WHAT IS EXPECTED — Make an exact copy of the entries below with the pictures removed.

----- SUPPLIED RECORDS

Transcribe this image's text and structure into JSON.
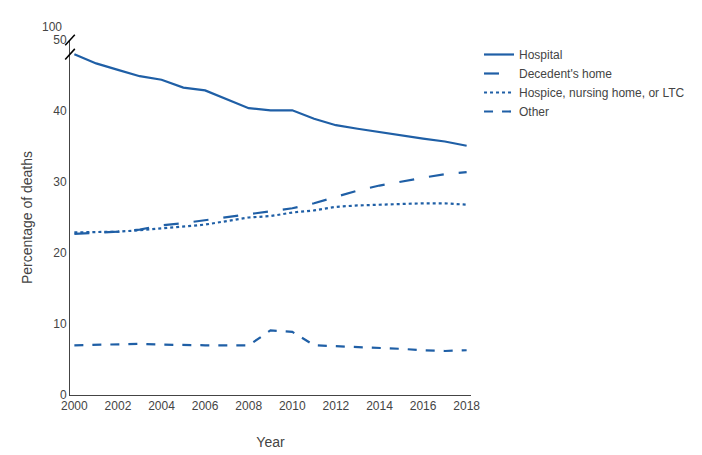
{
  "chart_data": {
    "type": "line",
    "x_label": "Year",
    "y_label": "Percentage of deaths",
    "x": [
      2000,
      2001,
      2002,
      2003,
      2004,
      2005,
      2006,
      2007,
      2008,
      2009,
      2010,
      2011,
      2012,
      2013,
      2014,
      2015,
      2016,
      2017,
      2018
    ],
    "color": "#1f5fa6",
    "series": [
      {
        "name": "Hospital",
        "line_style": "solid",
        "values": [
          48.0,
          46.7,
          45.8,
          44.9,
          44.4,
          43.3,
          42.9,
          41.7,
          40.4,
          40.1,
          40.1,
          38.9,
          38.0,
          37.5,
          37.0,
          36.6,
          36.1,
          35.7,
          35.1
        ]
      },
      {
        "name": "Decedent's home",
        "line_style": "longdash",
        "values": [
          22.7,
          22.8,
          23.0,
          23.3,
          23.9,
          24.2,
          24.6,
          25.0,
          25.5,
          25.9,
          26.3,
          27.0,
          27.9,
          28.8,
          29.5,
          30.1,
          30.6,
          31.1,
          31.4
        ]
      },
      {
        "name": "Hospice, nursing home, or LTC",
        "line_style": "dot",
        "values": [
          22.9,
          22.9,
          23.0,
          23.2,
          23.5,
          23.7,
          24.0,
          24.5,
          25.0,
          25.2,
          25.7,
          26.0,
          26.5,
          26.7,
          26.8,
          27.0,
          27.0,
          27.0,
          26.8
        ]
      },
      {
        "name": "Other",
        "line_style": "dash",
        "values": [
          7.0,
          7.1,
          7.1,
          7.2,
          7.1,
          7.0,
          7.0,
          7.0,
          7.0,
          9.1,
          8.9,
          7.0,
          6.9,
          6.8,
          6.7,
          6.5,
          6.3,
          6.2,
          6.3
        ]
      }
    ],
    "xlim": [
      1999.8,
      2018.2
    ],
    "xticks": [
      2000,
      2002,
      2004,
      2006,
      2008,
      2010,
      2012,
      2014,
      2016,
      2018
    ],
    "ylim": [
      0,
      50
    ],
    "yticks": [
      0,
      10,
      20,
      30,
      40,
      50
    ],
    "annotations": [
      "100"
    ],
    "grid": false,
    "legend": "right"
  }
}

----------

ANSWER —
Transcribe this image's text and structure into JSON.
{
  "chart_data": {
    "type": "line",
    "x_label": "Year",
    "y_label": "Percentage of deaths",
    "x": [
      2000,
      2001,
      2002,
      2003,
      2004,
      2005,
      2006,
      2007,
      2008,
      2009,
      2010,
      2011,
      2012,
      2013,
      2014,
      2015,
      2016,
      2017,
      2018
    ],
    "color": "#1f5fa6",
    "series": [
      {
        "name": "Hospital",
        "line_style": "solid",
        "values": [
          48.0,
          46.7,
          45.8,
          44.9,
          44.4,
          43.3,
          42.9,
          41.7,
          40.4,
          40.1,
          40.1,
          38.9,
          38.0,
          37.5,
          37.0,
          36.6,
          36.1,
          35.7,
          35.1
        ]
      },
      {
        "name": "Decedent's home",
        "line_style": "longdash",
        "values": [
          22.7,
          22.8,
          23.0,
          23.3,
          23.9,
          24.2,
          24.6,
          25.0,
          25.5,
          25.9,
          26.3,
          27.0,
          27.9,
          28.8,
          29.5,
          30.1,
          30.6,
          31.1,
          31.4
        ]
      },
      {
        "name": "Hospice, nursing home, or LTC",
        "line_style": "dot",
        "values": [
          22.9,
          22.9,
          23.0,
          23.2,
          23.5,
          23.7,
          24.0,
          24.5,
          25.0,
          25.2,
          25.7,
          26.0,
          26.5,
          26.7,
          26.8,
          27.0,
          27.0,
          27.0,
          26.8
        ]
      },
      {
        "name": "Other",
        "line_style": "dash",
        "values": [
          7.0,
          7.1,
          7.1,
          7.2,
          7.1,
          7.0,
          7.0,
          7.0,
          7.0,
          9.1,
          8.9,
          7.0,
          6.9,
          6.8,
          6.7,
          6.5,
          6.3,
          6.2,
          6.3
        ]
      }
    ],
    "xlim": [
      1999.8,
      2018.2
    ],
    "xticks": [
      2000,
      2002,
      2004,
      2006,
      2008,
      2010,
      2012,
      2014,
      2016,
      2018
    ],
    "ylim": [
      0,
      50
    ],
    "yticks": [
      0,
      10,
      20,
      30,
      40,
      50
    ],
    "annotations": [
      "100"
    ],
    "grid": false,
    "legend": "right"
  }
}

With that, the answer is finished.